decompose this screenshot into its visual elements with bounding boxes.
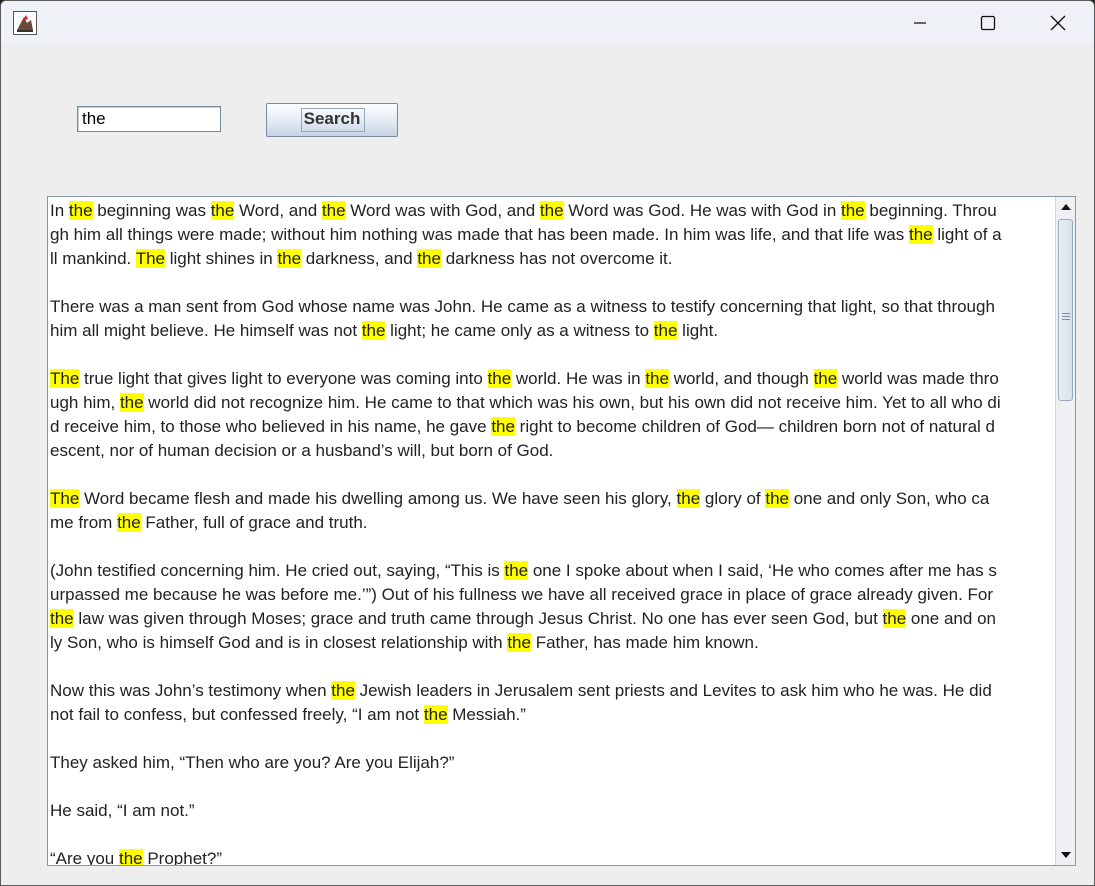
search-highlight: The (135, 249, 165, 268)
title-bar[interactable] (1, 1, 1094, 45)
search-button[interactable]: Search (266, 103, 398, 137)
search-highlight: the (908, 225, 933, 244)
search-highlight: the (645, 369, 669, 388)
search-highlight: The (50, 369, 80, 388)
text-line (50, 463, 1054, 487)
text-line (50, 535, 1054, 559)
close-button[interactable] (1023, 1, 1093, 45)
scroll-up-button[interactable] (1056, 197, 1075, 217)
text-line: There was a man sent from God whose name… (50, 297, 995, 316)
maximize-button[interactable] (953, 1, 1023, 45)
search-highlight: the (882, 609, 907, 628)
text-line: The Word became flesh and made his dwell… (50, 489, 990, 508)
text-line: “Are you the Prophet?” (50, 849, 223, 866)
content-pane: Search In the beginning was the Word, an… (1, 45, 1094, 885)
text-line: In the beginning was the Word, and the W… (50, 201, 997, 220)
search-highlight: the (487, 369, 512, 388)
text-line: gh him all things were made; without him… (50, 225, 1002, 244)
text-line: He said, “I am not.” (50, 801, 195, 820)
text-line: They asked him, “Then who are you? Are y… (50, 753, 455, 772)
text-line: him all might believe. He himself was no… (50, 321, 719, 340)
search-highlight: the (210, 201, 235, 220)
search-highlight: the (539, 201, 564, 220)
text-line: me from the Father, full of grace and tr… (50, 513, 368, 532)
text-line: ll mankind. The light shines in the dark… (50, 249, 673, 268)
text-line (50, 727, 1054, 751)
text-line: ugh him, the world did not recognize him… (50, 393, 1001, 412)
text-line: (John testified concerning him. He cried… (50, 561, 997, 580)
text-line: Now this was John’s testimony when the J… (50, 681, 992, 700)
search-highlight: the (491, 417, 515, 436)
search-highlight: the (417, 249, 441, 268)
search-highlight: the (504, 561, 529, 580)
vertical-scrollbar[interactable] (1055, 197, 1075, 865)
text-line (50, 655, 1054, 679)
search-input[interactable] (77, 106, 221, 132)
text-line (50, 271, 1054, 295)
arrow-down-icon (1061, 852, 1071, 858)
text-line (50, 775, 1054, 799)
search-button-label: Search (303, 109, 361, 128)
search-highlight: the (813, 369, 838, 388)
app-window: Search In the beginning was the Word, an… (0, 0, 1095, 886)
search-highlight: the (507, 633, 531, 652)
text-line: urpassed me because he was before me.’”)… (50, 585, 994, 604)
thumb-grip (1062, 313, 1070, 314)
text-line (50, 343, 1054, 367)
minimize-button[interactable] (885, 1, 955, 45)
search-highlight: the (841, 201, 865, 220)
scroll-down-button[interactable] (1056, 845, 1075, 865)
text-line: escent, nor of human decision or a husba… (50, 441, 554, 460)
java-app-icon[interactable] (13, 11, 37, 35)
search-highlight: the (361, 321, 386, 340)
search-highlight: the (331, 681, 355, 700)
text-line: ly Son, who is himself God and is in clo… (50, 633, 759, 652)
search-highlight: the (765, 489, 789, 508)
search-highlight: the (653, 321, 678, 340)
minimize-icon (914, 22, 926, 24)
text-line: The true light that gives light to every… (50, 369, 999, 388)
close-icon (1050, 15, 1066, 31)
search-highlight: the (676, 489, 701, 508)
document-text[interactable]: In the beginning was the Word, and the W… (50, 199, 1054, 866)
search-highlight: the (117, 513, 141, 532)
search-highlight: the (50, 609, 74, 628)
text-line: d receive him, to those who believed in … (50, 417, 996, 436)
text-line: the law was given through Moses; grace a… (50, 609, 996, 628)
thumb-grip (1062, 316, 1070, 317)
search-highlight: the (423, 705, 448, 724)
arrow-up-icon (1061, 204, 1071, 210)
scroll-thumb[interactable] (1058, 219, 1073, 401)
search-highlight: the (277, 249, 302, 268)
thumb-grip (1062, 319, 1070, 320)
search-highlight: the (321, 201, 346, 220)
search-highlight: The (50, 489, 80, 508)
search-highlight: the (68, 201, 93, 220)
text-line (50, 823, 1054, 847)
search-highlight: the (119, 393, 144, 412)
search-highlight: the (118, 849, 143, 866)
text-area[interactable]: In the beginning was the Word, and the W… (47, 196, 1076, 866)
maximize-icon (980, 15, 996, 31)
text-line: not fail to confess, but confessed freel… (50, 705, 526, 724)
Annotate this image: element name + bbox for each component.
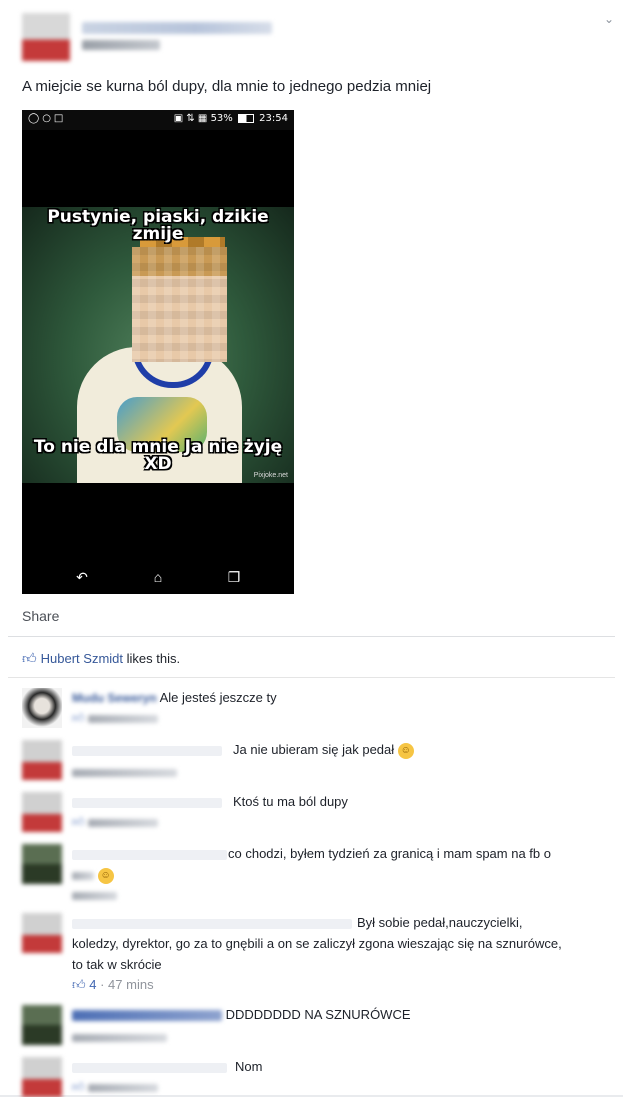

┄┄┄┄┄┄

DIRECTIONS FOR THIS TASK
Rewrite all of the data above with every "search-highlight" swapped for "match-highlight" and everything else left unchanged. Leave the pictures out.

RESPONSE TO THE TASK
decompose this screenshot into its visual elements with bounding boxes.
match-highlight: The (135, 249, 165, 268)
title-bar[interactable] (1, 1, 1094, 45)
search-button[interactable]: Search (266, 103, 398, 137)
match-highlight: the (908, 225, 933, 244)
match-highlight: the (645, 369, 669, 388)
match-highlight: The (50, 369, 80, 388)
text-line (50, 463, 1054, 487)
text-line (50, 535, 1054, 559)
close-button[interactable] (1023, 1, 1093, 45)
scroll-up-button[interactable] (1056, 197, 1075, 217)
text-line: There was a man sent from God whose name… (50, 297, 995, 316)
maximize-button[interactable] (953, 1, 1023, 45)
match-highlight: the (882, 609, 907, 628)
text-line: The Word became flesh and made his dwell… (50, 489, 990, 508)
text-line: “Are you the Prophet?” (50, 849, 223, 866)
content-pane: Search In the beginning was the Word, an… (1, 45, 1094, 885)
text-line: In the beginning was the Word, and the W… (50, 201, 997, 220)
match-highlight: the (487, 369, 512, 388)
text-line: gh him all things were made; without him… (50, 225, 1002, 244)
text-line: He said, “I am not.” (50, 801, 195, 820)
text-line: They asked him, “Then who are you? Are y… (50, 753, 455, 772)
text-line: him all might believe. He himself was no… (50, 321, 719, 340)
match-highlight: the (210, 201, 235, 220)
match-highlight: the (539, 201, 564, 220)
text-line: me from the Father, full of grace and tr… (50, 513, 368, 532)
text-line: ll mankind. The light shines in the dark… (50, 249, 673, 268)
text-line (50, 727, 1054, 751)
text-line: ugh him, the world did not recognize him… (50, 393, 1001, 412)
text-line: (John testified concerning him. He cried… (50, 561, 997, 580)
text-line: Now this was John’s testimony when the J… (50, 681, 992, 700)
match-highlight: the (491, 417, 515, 436)
match-highlight: the (417, 249, 441, 268)
match-highlight: the (504, 561, 529, 580)
vertical-scrollbar[interactable] (1055, 197, 1075, 865)
text-line (50, 655, 1054, 679)
search-input[interactable] (77, 106, 221, 132)
text-line (50, 271, 1054, 295)
arrow-down-icon (1061, 852, 1071, 858)
text-line (50, 775, 1054, 799)
search-button-label: Search (303, 109, 361, 128)
match-highlight: the (813, 369, 838, 388)
app-window: Search In the beginning was the Word, an… (0, 0, 1095, 886)
match-highlight: the (507, 633, 531, 652)
text-line: urpassed me because he was before me.’”)… (50, 585, 994, 604)
thumb-grip (1062, 313, 1070, 314)
text-line (50, 343, 1054, 367)
minimize-button[interactable] (885, 1, 955, 45)
match-highlight: the (841, 201, 865, 220)
scroll-down-button[interactable] (1056, 845, 1075, 865)
text-line: escent, nor of human decision or a husba… (50, 441, 554, 460)
java-app-icon[interactable] (13, 11, 37, 35)
match-highlight: the (361, 321, 386, 340)
match-highlight: the (331, 681, 355, 700)
text-line: ly Son, who is himself God and is in clo… (50, 633, 759, 652)
match-highlight: the (765, 489, 789, 508)
match-highlight: the (653, 321, 678, 340)
minimize-icon (914, 22, 926, 24)
text-line: The true light that gives light to every… (50, 369, 999, 388)
close-icon (1050, 15, 1066, 31)
match-highlight: the (676, 489, 701, 508)
document-text[interactable]: In the beginning was the Word, and the W… (50, 199, 1054, 866)
match-highlight: the (117, 513, 141, 532)
match-highlight: the (50, 609, 74, 628)
text-line: d receive him, to those who believed in … (50, 417, 996, 436)
text-line: the law was given through Moses; grace a… (50, 609, 996, 628)
thumb-grip (1062, 316, 1070, 317)
match-highlight: the (423, 705, 448, 724)
arrow-up-icon (1061, 204, 1071, 210)
scroll-thumb[interactable] (1058, 219, 1073, 401)
match-highlight: the (277, 249, 302, 268)
thumb-grip (1062, 319, 1070, 320)
match-highlight: the (321, 201, 346, 220)
match-highlight: The (50, 489, 80, 508)
match-highlight: the (68, 201, 93, 220)
text-line (50, 823, 1054, 847)
match-highlight: the (119, 393, 144, 412)
match-highlight: the (118, 849, 143, 866)
text-area[interactable]: In the beginning was the Word, and the W… (47, 196, 1076, 866)
maximize-icon (980, 15, 996, 31)
text-line: not fail to confess, but confessed freel… (50, 705, 526, 724)
Annotate this image: element name + bbox for each component.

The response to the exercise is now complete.